* _WHAT IS ASKED_
Each line below either holds the string "dept" or doesn't. Count those that do and give only the number.

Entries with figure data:
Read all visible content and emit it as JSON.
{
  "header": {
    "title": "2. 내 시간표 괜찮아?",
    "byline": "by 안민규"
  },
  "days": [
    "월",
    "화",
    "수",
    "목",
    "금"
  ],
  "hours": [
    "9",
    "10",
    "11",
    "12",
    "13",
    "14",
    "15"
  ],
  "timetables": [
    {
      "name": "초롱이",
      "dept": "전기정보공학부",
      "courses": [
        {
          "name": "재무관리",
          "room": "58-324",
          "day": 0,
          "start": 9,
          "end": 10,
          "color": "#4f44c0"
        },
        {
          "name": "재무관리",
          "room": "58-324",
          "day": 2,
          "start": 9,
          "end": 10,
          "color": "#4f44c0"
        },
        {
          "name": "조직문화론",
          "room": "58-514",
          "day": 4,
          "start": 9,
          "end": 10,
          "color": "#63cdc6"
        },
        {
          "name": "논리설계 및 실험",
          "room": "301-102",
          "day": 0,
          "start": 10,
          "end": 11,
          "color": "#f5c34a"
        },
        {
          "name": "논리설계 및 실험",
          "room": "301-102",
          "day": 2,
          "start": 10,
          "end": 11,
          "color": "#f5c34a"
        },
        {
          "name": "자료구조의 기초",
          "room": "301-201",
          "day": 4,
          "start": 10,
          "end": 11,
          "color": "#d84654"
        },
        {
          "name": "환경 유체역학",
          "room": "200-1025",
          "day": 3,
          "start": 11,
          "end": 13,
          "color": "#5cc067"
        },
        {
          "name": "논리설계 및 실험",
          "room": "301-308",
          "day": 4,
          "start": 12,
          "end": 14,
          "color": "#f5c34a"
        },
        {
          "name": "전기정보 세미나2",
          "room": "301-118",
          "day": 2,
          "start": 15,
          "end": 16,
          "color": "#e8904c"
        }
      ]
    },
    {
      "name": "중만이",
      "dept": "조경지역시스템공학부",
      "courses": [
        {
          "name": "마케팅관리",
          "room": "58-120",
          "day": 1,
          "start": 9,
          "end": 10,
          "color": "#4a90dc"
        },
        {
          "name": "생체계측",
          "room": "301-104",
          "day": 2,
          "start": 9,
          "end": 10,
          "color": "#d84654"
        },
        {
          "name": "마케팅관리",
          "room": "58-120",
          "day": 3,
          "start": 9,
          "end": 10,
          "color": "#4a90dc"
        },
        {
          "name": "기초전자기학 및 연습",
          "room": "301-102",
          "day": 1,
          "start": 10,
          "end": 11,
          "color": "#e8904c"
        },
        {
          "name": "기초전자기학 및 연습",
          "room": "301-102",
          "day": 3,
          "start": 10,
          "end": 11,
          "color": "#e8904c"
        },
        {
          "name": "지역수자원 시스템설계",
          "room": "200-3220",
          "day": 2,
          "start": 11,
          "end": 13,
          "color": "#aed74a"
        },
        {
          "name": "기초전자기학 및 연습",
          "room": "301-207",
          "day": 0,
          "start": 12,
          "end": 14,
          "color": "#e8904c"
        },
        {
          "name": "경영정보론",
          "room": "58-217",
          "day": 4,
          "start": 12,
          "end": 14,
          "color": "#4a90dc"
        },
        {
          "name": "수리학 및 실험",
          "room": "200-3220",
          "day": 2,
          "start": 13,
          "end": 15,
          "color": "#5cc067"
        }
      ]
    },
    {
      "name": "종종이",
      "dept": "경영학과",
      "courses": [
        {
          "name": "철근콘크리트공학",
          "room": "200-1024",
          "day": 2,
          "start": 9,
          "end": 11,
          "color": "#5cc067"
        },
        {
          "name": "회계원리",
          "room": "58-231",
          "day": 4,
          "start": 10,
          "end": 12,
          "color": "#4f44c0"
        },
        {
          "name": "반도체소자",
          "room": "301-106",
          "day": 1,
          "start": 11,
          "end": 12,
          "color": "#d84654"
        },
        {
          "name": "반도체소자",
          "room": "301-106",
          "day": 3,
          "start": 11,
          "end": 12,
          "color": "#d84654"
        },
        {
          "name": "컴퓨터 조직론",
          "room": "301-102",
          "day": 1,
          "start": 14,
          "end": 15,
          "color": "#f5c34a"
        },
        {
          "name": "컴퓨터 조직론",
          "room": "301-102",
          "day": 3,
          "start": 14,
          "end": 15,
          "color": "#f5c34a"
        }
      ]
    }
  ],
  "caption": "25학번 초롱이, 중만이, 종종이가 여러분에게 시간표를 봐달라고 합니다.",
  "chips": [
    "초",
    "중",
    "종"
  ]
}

* _SOLUTION TO THIS EXERCISE_
3